## START Provided material
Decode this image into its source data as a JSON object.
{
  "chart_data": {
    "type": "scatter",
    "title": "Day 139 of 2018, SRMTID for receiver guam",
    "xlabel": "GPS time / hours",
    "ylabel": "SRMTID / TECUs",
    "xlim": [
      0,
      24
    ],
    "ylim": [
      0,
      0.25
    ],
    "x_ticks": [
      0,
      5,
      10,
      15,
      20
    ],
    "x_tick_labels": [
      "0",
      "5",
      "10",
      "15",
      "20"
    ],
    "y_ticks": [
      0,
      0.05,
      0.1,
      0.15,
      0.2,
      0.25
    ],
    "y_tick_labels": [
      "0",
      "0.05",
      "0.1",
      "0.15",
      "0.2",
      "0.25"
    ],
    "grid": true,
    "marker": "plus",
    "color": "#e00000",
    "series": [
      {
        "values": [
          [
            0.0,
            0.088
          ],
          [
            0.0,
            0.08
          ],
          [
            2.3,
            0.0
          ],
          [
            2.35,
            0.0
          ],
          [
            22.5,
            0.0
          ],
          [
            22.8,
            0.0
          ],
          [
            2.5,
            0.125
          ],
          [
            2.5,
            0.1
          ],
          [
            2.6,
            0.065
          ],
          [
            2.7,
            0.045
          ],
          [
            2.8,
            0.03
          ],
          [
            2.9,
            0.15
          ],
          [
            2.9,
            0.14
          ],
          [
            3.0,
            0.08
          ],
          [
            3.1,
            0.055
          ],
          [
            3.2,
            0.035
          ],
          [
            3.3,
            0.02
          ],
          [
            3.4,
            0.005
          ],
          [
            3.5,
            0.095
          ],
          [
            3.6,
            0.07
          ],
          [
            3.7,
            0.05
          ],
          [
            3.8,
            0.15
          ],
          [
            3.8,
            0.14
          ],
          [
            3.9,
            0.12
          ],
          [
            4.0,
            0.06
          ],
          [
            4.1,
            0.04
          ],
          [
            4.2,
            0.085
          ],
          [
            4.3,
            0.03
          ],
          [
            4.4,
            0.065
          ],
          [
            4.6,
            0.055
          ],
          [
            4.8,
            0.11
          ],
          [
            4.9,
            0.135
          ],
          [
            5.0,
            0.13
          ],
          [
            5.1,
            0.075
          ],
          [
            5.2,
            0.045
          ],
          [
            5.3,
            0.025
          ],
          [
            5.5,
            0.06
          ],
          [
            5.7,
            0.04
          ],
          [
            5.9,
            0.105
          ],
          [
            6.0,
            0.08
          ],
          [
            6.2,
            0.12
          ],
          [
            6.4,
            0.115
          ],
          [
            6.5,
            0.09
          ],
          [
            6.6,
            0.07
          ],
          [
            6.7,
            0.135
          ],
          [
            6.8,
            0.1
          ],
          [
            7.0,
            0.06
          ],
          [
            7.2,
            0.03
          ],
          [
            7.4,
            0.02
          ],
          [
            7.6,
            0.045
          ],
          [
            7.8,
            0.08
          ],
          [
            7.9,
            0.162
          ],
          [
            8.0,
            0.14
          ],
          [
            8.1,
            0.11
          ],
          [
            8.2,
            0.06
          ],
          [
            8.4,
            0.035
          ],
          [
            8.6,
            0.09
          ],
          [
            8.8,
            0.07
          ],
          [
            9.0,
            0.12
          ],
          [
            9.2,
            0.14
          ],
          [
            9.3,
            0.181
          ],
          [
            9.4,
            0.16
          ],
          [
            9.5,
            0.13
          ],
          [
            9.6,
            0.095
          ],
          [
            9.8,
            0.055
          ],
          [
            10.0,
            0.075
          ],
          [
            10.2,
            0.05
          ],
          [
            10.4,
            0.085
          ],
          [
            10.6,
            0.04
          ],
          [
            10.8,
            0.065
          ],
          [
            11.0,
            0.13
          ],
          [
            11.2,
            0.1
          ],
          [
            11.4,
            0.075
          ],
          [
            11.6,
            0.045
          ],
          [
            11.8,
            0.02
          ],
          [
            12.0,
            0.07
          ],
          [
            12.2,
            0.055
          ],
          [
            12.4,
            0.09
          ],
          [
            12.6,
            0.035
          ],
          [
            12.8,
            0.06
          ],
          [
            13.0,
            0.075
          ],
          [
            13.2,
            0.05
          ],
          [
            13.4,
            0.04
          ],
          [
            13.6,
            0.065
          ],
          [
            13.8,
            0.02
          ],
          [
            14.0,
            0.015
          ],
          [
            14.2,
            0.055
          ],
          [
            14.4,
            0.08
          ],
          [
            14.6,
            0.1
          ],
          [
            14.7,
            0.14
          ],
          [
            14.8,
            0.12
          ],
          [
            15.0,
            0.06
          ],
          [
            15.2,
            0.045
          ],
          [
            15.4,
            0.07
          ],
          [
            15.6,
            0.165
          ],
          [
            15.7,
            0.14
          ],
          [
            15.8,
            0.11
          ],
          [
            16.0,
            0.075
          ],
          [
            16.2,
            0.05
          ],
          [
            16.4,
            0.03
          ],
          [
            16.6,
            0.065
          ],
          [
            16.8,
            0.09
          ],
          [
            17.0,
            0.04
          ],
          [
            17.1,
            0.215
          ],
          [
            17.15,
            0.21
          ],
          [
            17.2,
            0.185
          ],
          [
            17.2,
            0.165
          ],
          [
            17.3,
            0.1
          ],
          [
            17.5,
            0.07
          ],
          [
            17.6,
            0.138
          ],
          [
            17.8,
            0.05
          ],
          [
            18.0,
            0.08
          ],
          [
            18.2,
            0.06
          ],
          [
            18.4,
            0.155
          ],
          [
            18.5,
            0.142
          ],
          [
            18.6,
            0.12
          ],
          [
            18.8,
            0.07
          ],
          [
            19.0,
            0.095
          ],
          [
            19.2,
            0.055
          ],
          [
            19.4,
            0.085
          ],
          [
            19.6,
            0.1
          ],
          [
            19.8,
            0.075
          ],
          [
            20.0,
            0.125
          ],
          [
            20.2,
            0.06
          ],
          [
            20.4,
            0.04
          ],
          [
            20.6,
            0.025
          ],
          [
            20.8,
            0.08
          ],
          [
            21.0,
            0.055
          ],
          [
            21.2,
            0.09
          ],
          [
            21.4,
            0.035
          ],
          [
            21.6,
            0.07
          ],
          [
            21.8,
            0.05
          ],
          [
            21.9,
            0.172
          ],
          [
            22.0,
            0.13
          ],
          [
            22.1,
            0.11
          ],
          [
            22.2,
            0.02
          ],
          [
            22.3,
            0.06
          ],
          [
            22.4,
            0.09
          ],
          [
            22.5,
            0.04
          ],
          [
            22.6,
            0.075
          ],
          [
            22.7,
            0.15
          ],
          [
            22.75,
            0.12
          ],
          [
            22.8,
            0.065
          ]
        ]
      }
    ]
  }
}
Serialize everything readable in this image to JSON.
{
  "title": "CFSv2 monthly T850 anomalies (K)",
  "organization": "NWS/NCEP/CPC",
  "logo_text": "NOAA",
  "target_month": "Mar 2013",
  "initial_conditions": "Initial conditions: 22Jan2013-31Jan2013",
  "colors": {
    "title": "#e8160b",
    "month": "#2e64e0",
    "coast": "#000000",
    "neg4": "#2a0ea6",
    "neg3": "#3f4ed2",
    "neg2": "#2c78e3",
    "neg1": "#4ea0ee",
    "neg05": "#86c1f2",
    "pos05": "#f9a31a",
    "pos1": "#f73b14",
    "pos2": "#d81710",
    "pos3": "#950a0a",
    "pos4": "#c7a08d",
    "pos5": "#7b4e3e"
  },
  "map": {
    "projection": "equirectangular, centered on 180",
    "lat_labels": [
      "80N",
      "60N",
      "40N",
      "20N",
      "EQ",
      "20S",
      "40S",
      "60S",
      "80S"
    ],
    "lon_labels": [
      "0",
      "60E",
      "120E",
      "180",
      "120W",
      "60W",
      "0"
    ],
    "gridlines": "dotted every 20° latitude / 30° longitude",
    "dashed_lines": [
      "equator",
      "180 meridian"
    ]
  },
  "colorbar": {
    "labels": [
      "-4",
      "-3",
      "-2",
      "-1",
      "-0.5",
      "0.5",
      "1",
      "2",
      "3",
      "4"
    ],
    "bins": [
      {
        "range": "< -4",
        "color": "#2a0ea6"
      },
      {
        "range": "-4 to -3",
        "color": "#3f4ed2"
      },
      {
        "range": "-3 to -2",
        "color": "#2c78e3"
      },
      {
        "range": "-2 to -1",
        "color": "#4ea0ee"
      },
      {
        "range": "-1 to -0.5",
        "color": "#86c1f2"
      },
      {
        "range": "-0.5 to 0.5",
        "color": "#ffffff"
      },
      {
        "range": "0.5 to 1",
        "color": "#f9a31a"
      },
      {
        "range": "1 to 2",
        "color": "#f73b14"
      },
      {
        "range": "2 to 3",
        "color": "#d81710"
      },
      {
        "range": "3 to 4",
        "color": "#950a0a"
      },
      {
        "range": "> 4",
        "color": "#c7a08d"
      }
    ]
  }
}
## END Provided material
__Work to complete__:
Which lines hold the word "JSON"? Copy every one of them.

__Result below__:
Decode this image into its source data as a JSON object.
Serialize everything readable in this image to JSON.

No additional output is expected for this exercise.